Work instructions
Leaving out the pictures, transcribe all of the records faithfully.

Exercise materials
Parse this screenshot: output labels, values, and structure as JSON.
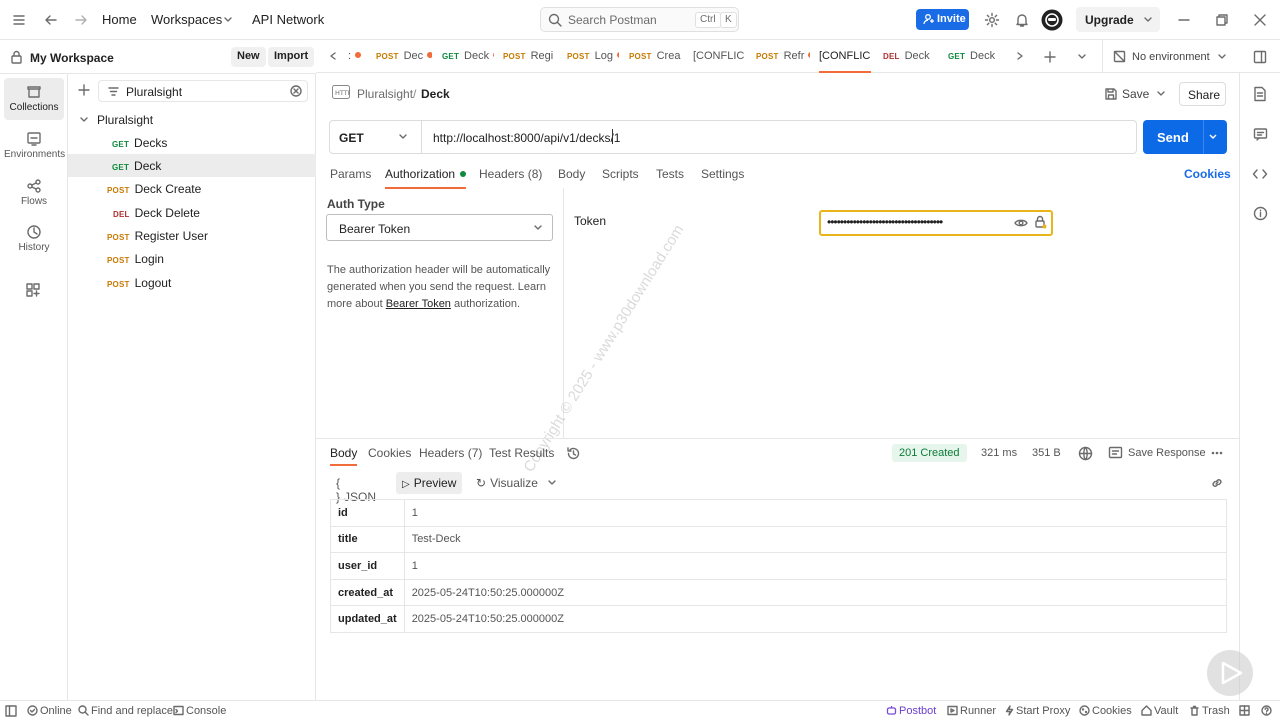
{
  "topbar": {
    "home": "Home",
    "workspaces": "Workspaces",
    "api_network": "API Network",
    "search_placeholder": "Search Postman",
    "kbd_ctrl": "Ctrl",
    "kbd_k": "K",
    "invite": "Invite",
    "upgrade": "Upgrade"
  },
  "workspace": {
    "name": "My Workspace",
    "new": "New",
    "import": "Import"
  },
  "rail": [
    {
      "label": "Collections",
      "icon": "collections-icon"
    },
    {
      "label": "Environments",
      "icon": "environments-icon"
    },
    {
      "label": "Flows",
      "icon": "flows-icon"
    },
    {
      "label": "History",
      "icon": "history-icon"
    }
  ],
  "tree": {
    "filter": "Pluralsight",
    "collection": "Pluralsight",
    "items": [
      {
        "method": "GET",
        "name": "Decks"
      },
      {
        "method": "GET",
        "name": "Deck"
      },
      {
        "method": "POST",
        "name": "Deck Create"
      },
      {
        "method": "DEL",
        "name": "Deck Delete"
      },
      {
        "method": "POST",
        "name": "Register User"
      },
      {
        "method": "POST",
        "name": "Login"
      },
      {
        "method": "POST",
        "name": "Logout"
      }
    ]
  },
  "tabs": [
    {
      "method": "",
      "name": ":"
    },
    {
      "method": "POST",
      "name": "Dec"
    },
    {
      "method": "GET",
      "name": "Deck"
    },
    {
      "method": "POST",
      "name": "Regi"
    },
    {
      "method": "POST",
      "name": "Log"
    },
    {
      "method": "POST",
      "name": "Crea"
    },
    {
      "method": "",
      "name": "[CONFLIC"
    },
    {
      "method": "POST",
      "name": "Refr"
    },
    {
      "method": "",
      "name": "[CONFLIC"
    },
    {
      "method": "DEL",
      "name": "Deck"
    },
    {
      "method": "GET",
      "name": "Deck"
    }
  ],
  "environment": "No environment",
  "request": {
    "breadcrumb_parent": "Pluralsight",
    "breadcrumb_sep": "/",
    "breadcrumb_current": "Deck",
    "save": "Save",
    "share": "Share",
    "method": "GET",
    "url": "http://localhost:8000/api/v1/decks/1",
    "send": "Send",
    "subtabs": [
      "Params",
      "Authorization",
      "Headers (8)",
      "Body",
      "Scripts",
      "Tests",
      "Settings"
    ],
    "cookies": "Cookies"
  },
  "auth": {
    "type_label": "Auth Type",
    "type_value": "Bearer Token",
    "desc_1": "The authorization header will be automatically generated when you send the request. Learn more about ",
    "desc_link": "Bearer Token",
    "desc_2": " authorization.",
    "token_label": "Token",
    "token_value": "••••••••••••••••••••••••••••••••••••"
  },
  "watermark": "Copyright © 2025 - www.p30download.com",
  "response": {
    "tabs": [
      "Body",
      "Cookies",
      "Headers (7)",
      "Test Results"
    ],
    "status": "201 Created",
    "time": "321 ms",
    "size": "351 B",
    "save_response": "Save Response",
    "formats": [
      "JSON",
      "Preview",
      "Visualize"
    ],
    "rows": [
      {
        "key": "id",
        "value": "1"
      },
      {
        "key": "title",
        "value": "Test-Deck"
      },
      {
        "key": "user_id",
        "value": "1"
      },
      {
        "key": "created_at",
        "value": "2025-05-24T10:50:25.000000Z"
      },
      {
        "key": "updated_at",
        "value": "2025-05-24T10:50:25.000000Z"
      }
    ]
  },
  "footer": {
    "online": "Online",
    "find": "Find and replace",
    "console": "Console",
    "postbot": "Postbot",
    "runner": "Runner",
    "proxy": "Start Proxy",
    "cookies": "Cookies",
    "vault": "Vault",
    "trash": "Trash"
  },
  "colors": {
    "accent": "#f26b3a",
    "primary": "#0d6ae6",
    "get": "#0c8a3d",
    "post": "#c77a00",
    "del": "#b03030"
  }
}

Response
Parse this screenshot: output labels, values, and structure as JSON.
{
  "topbar": {
    "home": "Home",
    "workspaces": "Workspaces",
    "api_network": "API Network",
    "search_placeholder": "Search Postman",
    "kbd_ctrl": "Ctrl",
    "kbd_k": "K",
    "invite": "Invite",
    "upgrade": "Upgrade"
  },
  "workspace": {
    "name": "My Workspace",
    "new": "New",
    "import": "Import"
  },
  "rail": [
    {
      "label": "Collections",
      "icon": "collections-icon"
    },
    {
      "label": "Environments",
      "icon": "environments-icon"
    },
    {
      "label": "Flows",
      "icon": "flows-icon"
    },
    {
      "label": "History",
      "icon": "history-icon"
    }
  ],
  "tree": {
    "filter": "Pluralsight",
    "collection": "Pluralsight",
    "items": [
      {
        "method": "GET",
        "name": "Decks"
      },
      {
        "method": "GET",
        "name": "Deck"
      },
      {
        "method": "POST",
        "name": "Deck Create"
      },
      {
        "method": "DEL",
        "name": "Deck Delete"
      },
      {
        "method": "POST",
        "name": "Register User"
      },
      {
        "method": "POST",
        "name": "Login"
      },
      {
        "method": "POST",
        "name": "Logout"
      }
    ]
  },
  "tabs": [
    {
      "method": "",
      "name": ":"
    },
    {
      "method": "POST",
      "name": "Dec"
    },
    {
      "method": "GET",
      "name": "Deck"
    },
    {
      "method": "POST",
      "name": "Regi"
    },
    {
      "method": "POST",
      "name": "Log"
    },
    {
      "method": "POST",
      "name": "Crea"
    },
    {
      "method": "",
      "name": "[CONFLIC"
    },
    {
      "method": "POST",
      "name": "Refr"
    },
    {
      "method": "",
      "name": "[CONFLIC"
    },
    {
      "method": "DEL",
      "name": "Deck"
    },
    {
      "method": "GET",
      "name": "Deck"
    }
  ],
  "environment": "No environment",
  "request": {
    "breadcrumb_parent": "Pluralsight",
    "breadcrumb_sep": "/",
    "breadcrumb_current": "Deck",
    "save": "Save",
    "share": "Share",
    "method": "GET",
    "url": "http://localhost:8000/api/v1/decks/1",
    "send": "Send",
    "subtabs": [
      "Params",
      "Authorization",
      "Headers (8)",
      "Body",
      "Scripts",
      "Tests",
      "Settings"
    ],
    "cookies": "Cookies"
  },
  "auth": {
    "type_label": "Auth Type",
    "type_value": "Bearer Token",
    "desc_1": "The authorization header will be automatically generated when you send the request. Learn more about ",
    "desc_link": "Bearer Token",
    "desc_2": " authorization.",
    "token_label": "Token",
    "token_value": "••••••••••••••••••••••••••••••••••••"
  },
  "watermark": "Copyright © 2025 - www.p30download.com",
  "response": {
    "tabs": [
      "Body",
      "Cookies",
      "Headers (7)",
      "Test Results"
    ],
    "status": "201 Created",
    "time": "321 ms",
    "size": "351 B",
    "save_response": "Save Response",
    "formats": [
      "JSON",
      "Preview",
      "Visualize"
    ],
    "rows": [
      {
        "key": "id",
        "value": "1"
      },
      {
        "key": "title",
        "value": "Test-Deck"
      },
      {
        "key": "user_id",
        "value": "1"
      },
      {
        "key": "created_at",
        "value": "2025-05-24T10:50:25.000000Z"
      },
      {
        "key": "updated_at",
        "value": "2025-05-24T10:50:25.000000Z"
      }
    ]
  },
  "footer": {
    "online": "Online",
    "find": "Find and replace",
    "console": "Console",
    "postbot": "Postbot",
    "runner": "Runner",
    "proxy": "Start Proxy",
    "cookies": "Cookies",
    "vault": "Vault",
    "trash": "Trash"
  },
  "colors": {
    "accent": "#f26b3a",
    "primary": "#0d6ae6",
    "get": "#0c8a3d",
    "post": "#c77a00",
    "del": "#b03030"
  }
}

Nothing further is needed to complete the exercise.